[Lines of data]
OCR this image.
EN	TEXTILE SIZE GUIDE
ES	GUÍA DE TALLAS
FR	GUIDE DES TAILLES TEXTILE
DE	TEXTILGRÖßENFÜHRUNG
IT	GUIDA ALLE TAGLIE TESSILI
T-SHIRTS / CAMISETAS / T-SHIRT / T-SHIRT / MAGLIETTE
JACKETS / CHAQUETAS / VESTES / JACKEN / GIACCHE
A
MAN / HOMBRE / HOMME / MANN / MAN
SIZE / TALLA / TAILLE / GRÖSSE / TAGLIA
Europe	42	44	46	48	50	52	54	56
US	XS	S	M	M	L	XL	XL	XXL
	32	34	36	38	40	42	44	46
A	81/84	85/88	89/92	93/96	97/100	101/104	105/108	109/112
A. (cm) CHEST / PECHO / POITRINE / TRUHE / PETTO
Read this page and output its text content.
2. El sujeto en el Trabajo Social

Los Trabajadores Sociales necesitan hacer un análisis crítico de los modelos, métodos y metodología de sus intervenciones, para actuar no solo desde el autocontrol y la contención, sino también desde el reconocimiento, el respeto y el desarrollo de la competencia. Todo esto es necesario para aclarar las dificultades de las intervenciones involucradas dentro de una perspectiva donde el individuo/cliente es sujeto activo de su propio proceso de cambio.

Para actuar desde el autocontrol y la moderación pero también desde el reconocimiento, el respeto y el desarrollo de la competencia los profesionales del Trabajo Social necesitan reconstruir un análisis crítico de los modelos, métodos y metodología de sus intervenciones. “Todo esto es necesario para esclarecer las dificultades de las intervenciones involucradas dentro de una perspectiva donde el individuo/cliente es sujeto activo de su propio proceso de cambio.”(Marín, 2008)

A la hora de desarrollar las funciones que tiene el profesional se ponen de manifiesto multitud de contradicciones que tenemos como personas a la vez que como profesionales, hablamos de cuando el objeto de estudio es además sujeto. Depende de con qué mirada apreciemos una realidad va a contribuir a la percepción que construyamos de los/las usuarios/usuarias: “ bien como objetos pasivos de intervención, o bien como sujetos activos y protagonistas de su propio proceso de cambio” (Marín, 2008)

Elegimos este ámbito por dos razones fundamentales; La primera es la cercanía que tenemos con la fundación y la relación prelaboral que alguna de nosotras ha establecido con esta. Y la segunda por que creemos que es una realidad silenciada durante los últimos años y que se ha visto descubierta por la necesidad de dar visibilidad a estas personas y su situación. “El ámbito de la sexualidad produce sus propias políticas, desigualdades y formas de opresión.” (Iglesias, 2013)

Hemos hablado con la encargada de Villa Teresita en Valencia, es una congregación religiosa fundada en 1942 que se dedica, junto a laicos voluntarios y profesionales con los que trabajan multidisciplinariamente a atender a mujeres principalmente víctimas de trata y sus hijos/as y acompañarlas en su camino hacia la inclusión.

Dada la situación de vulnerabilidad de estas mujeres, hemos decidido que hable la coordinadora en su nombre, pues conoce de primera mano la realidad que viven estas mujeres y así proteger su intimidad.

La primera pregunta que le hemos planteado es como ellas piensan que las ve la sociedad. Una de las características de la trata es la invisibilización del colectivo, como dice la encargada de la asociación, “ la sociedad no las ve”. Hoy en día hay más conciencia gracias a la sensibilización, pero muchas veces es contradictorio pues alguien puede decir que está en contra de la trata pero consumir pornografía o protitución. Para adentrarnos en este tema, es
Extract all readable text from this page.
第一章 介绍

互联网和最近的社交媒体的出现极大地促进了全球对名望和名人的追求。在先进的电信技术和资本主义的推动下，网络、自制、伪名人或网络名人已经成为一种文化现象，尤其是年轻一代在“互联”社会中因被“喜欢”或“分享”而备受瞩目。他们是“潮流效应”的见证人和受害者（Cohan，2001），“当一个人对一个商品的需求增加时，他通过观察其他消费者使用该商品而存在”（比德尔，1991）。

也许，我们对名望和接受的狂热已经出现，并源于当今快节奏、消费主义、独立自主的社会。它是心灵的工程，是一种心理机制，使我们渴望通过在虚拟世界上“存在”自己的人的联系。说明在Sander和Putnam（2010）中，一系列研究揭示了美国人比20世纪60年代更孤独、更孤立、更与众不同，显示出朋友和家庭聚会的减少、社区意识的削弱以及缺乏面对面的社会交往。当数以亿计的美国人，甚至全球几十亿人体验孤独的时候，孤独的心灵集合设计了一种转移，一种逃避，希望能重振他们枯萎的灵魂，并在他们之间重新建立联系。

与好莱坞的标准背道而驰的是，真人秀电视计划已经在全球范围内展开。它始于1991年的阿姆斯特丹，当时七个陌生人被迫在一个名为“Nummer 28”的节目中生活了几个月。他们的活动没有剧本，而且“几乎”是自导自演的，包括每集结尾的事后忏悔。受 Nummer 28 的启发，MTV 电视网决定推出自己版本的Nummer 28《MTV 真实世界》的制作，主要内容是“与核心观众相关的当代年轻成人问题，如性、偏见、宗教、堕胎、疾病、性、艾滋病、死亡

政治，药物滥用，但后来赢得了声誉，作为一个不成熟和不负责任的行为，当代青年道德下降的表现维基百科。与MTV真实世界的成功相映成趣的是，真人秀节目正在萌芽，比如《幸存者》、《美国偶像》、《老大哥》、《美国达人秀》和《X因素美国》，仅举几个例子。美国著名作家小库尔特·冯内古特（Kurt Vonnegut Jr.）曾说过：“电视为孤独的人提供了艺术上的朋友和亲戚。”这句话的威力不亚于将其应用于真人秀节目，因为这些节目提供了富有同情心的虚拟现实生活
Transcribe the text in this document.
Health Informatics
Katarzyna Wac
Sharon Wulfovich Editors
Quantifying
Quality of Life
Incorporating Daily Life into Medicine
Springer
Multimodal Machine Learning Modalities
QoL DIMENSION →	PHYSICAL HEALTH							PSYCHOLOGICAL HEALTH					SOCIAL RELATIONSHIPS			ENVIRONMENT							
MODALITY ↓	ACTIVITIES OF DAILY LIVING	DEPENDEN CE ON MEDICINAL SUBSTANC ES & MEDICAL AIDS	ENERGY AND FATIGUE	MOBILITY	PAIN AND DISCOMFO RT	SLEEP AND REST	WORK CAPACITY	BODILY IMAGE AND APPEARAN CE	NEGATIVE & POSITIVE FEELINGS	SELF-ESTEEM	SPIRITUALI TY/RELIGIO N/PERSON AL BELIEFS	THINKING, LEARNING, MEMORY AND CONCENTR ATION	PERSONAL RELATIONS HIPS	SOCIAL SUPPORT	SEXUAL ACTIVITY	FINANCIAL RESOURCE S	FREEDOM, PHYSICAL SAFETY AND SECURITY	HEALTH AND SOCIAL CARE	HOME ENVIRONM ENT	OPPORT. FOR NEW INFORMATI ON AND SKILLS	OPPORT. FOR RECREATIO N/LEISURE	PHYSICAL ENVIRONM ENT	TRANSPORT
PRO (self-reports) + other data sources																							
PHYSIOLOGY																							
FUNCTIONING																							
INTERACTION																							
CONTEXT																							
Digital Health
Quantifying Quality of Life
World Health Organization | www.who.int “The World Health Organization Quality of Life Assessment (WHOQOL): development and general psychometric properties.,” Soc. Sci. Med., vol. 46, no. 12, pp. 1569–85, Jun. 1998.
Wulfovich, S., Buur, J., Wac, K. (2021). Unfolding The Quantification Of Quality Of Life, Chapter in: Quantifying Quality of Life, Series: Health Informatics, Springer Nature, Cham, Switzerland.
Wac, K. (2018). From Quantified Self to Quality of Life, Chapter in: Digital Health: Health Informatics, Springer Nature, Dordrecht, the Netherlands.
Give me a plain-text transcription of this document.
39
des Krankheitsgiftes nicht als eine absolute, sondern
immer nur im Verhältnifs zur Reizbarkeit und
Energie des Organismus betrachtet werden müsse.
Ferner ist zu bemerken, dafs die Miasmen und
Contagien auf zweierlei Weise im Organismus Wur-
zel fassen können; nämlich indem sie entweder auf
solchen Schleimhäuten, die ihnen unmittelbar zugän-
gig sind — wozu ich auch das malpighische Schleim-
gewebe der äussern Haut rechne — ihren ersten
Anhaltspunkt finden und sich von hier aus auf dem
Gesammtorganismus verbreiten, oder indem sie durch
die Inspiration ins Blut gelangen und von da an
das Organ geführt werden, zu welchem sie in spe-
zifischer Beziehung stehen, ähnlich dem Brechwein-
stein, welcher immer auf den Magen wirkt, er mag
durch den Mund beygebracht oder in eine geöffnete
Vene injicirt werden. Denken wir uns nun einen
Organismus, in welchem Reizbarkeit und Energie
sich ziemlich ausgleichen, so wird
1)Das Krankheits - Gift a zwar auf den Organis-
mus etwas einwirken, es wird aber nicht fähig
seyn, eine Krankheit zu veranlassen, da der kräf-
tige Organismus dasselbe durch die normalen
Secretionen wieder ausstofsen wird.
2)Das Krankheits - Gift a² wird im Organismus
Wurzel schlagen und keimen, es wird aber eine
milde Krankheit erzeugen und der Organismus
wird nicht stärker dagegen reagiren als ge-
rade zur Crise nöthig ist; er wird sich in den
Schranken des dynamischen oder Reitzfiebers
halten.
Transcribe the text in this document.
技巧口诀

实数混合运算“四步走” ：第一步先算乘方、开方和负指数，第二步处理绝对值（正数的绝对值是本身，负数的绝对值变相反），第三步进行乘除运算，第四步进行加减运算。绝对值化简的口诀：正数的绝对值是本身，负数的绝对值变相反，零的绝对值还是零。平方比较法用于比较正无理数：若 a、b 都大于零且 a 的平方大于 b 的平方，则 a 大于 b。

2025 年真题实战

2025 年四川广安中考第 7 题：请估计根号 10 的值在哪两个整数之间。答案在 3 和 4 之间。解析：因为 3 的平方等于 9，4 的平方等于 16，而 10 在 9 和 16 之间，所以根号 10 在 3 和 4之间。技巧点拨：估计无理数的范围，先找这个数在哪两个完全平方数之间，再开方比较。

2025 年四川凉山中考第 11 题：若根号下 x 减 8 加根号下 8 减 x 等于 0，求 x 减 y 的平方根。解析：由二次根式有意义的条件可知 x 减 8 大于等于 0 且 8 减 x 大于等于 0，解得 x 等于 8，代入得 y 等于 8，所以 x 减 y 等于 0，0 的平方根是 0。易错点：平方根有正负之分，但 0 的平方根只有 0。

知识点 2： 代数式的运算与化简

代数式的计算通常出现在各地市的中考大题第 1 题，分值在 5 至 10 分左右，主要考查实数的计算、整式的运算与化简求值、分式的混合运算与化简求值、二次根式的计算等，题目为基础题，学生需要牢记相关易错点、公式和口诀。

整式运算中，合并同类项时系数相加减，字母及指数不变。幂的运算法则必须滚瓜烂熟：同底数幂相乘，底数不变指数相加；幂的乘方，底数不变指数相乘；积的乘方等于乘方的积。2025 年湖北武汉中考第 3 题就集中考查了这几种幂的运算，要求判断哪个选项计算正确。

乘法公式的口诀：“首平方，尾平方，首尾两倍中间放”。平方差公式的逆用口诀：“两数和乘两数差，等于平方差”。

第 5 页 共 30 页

Objective: Using the records above, copy each line that contains "pues".

Exercise response:
Dada la situación de vulnerabilidad de estas mujeres, hemos decidido que hable la coordinadora en su nombre, pues conoce de primera mano la realidad que viven estas mujeres y así proteger su intimidad.
La primera pregunta que le hemos planteado es como ellas piensan que las ve la sociedad. Una de las características de la trata es la invisibilización del colectivo, como dice la encargada de la asociación, “ la sociedad no las ve”. Hoy en día hay más conciencia gracias a la sensibilización, pero muchas veces es contradictorio pues alguien puede decir que está en contra de la trata pero consumir pornografía o protitución. Para adentrarnos en este tema, es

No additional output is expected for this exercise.